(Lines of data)

◇ ◇ ◇ ◇ ◇

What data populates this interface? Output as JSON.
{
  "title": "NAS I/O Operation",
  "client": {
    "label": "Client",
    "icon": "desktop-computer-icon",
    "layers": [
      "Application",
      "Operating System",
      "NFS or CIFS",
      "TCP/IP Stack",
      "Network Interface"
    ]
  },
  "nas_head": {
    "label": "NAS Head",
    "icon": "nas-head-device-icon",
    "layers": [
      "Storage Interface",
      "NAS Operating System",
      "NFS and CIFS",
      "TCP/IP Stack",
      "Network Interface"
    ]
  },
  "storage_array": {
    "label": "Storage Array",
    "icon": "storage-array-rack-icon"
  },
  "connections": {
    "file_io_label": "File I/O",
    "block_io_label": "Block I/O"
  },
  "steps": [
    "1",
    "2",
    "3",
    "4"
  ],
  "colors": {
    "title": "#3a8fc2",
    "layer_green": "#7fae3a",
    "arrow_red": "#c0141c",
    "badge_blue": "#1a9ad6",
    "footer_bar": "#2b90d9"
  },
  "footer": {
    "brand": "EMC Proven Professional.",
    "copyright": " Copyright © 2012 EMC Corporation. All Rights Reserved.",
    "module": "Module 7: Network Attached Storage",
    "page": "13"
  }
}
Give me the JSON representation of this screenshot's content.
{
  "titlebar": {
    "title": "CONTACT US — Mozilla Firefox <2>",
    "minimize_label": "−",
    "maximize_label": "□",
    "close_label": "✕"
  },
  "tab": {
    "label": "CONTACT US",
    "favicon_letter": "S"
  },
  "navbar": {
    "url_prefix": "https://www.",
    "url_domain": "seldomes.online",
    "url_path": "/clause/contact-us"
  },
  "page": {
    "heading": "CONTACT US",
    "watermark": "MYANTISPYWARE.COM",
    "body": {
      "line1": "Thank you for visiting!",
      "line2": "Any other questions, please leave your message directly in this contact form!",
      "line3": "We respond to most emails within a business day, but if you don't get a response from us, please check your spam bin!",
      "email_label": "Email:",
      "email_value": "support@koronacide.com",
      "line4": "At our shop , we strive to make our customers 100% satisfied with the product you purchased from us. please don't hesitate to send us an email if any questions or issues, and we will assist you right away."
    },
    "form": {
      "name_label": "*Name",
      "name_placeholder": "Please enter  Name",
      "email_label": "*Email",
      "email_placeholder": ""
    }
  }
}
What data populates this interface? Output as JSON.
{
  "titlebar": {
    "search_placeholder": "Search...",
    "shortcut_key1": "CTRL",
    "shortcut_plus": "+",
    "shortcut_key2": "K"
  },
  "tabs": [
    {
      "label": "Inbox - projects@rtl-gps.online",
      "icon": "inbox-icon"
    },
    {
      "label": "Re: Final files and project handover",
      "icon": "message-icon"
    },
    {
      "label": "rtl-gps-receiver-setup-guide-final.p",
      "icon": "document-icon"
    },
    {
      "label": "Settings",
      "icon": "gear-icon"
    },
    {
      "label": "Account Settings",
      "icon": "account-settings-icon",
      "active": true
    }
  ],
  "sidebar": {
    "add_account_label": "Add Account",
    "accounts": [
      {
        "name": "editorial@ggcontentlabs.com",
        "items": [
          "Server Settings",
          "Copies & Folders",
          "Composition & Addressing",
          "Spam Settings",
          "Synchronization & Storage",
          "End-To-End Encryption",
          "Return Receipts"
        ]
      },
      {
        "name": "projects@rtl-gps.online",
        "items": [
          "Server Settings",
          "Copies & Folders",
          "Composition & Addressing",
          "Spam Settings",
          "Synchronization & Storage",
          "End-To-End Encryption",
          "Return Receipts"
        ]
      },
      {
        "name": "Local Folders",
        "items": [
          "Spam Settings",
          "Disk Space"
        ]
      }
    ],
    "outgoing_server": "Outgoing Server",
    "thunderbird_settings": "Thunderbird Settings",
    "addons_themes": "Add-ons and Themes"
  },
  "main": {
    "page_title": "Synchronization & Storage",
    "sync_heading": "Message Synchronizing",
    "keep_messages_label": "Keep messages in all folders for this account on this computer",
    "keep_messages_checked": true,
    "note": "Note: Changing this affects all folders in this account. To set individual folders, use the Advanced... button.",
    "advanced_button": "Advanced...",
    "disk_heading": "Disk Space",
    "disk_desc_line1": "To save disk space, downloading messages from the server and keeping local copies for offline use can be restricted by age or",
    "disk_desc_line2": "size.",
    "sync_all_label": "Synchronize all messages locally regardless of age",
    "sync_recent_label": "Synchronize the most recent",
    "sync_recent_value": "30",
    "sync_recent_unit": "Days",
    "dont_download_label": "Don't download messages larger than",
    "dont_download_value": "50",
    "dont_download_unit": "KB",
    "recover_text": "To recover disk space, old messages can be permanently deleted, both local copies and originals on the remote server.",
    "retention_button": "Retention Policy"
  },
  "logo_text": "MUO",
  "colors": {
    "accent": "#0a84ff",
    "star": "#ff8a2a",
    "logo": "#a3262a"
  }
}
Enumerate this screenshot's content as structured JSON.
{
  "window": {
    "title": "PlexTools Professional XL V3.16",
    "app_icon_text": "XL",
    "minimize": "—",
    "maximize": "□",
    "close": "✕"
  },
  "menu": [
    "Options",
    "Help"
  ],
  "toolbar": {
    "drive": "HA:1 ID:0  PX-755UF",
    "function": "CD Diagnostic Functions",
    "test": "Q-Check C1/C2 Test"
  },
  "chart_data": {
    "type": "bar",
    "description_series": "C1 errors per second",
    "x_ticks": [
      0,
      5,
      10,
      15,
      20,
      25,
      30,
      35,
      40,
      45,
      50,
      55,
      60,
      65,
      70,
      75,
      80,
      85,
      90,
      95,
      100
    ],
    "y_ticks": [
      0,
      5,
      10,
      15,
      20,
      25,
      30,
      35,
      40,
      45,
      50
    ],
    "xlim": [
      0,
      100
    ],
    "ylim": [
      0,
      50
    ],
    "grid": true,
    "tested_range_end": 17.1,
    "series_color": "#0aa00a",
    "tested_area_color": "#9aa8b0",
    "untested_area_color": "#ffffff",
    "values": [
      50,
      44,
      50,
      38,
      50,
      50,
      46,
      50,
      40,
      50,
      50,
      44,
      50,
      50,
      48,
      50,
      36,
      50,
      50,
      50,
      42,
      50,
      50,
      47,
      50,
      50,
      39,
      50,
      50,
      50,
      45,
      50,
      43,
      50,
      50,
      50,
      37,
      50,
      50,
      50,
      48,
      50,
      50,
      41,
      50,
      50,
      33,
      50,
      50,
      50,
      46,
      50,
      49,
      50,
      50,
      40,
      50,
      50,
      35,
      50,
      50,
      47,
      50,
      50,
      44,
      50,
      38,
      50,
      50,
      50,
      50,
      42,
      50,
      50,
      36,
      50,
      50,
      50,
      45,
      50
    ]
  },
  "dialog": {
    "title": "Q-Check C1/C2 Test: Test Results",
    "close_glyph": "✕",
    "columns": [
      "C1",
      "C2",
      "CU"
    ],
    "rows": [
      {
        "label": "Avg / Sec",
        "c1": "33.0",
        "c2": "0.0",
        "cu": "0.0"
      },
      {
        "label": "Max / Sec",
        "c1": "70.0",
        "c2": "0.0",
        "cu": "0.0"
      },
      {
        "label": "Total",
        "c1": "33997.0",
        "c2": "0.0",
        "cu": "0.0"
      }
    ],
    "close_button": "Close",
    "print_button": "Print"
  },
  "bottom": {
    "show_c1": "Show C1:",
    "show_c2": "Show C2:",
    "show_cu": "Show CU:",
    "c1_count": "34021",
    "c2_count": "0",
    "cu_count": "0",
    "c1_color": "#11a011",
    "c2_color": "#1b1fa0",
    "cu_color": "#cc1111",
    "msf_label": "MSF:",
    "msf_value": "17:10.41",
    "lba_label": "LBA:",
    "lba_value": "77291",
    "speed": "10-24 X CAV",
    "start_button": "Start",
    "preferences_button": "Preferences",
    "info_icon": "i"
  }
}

◇ ◇ ◇ ◇ ◇

Collect from the data above every line that includes "most".

Complete response >>
      "line3": "We respond to most emails within a business day, but if you don't get a response from us, please check your spam bin!",
    "sync_recent_label": "Synchronize the most recent",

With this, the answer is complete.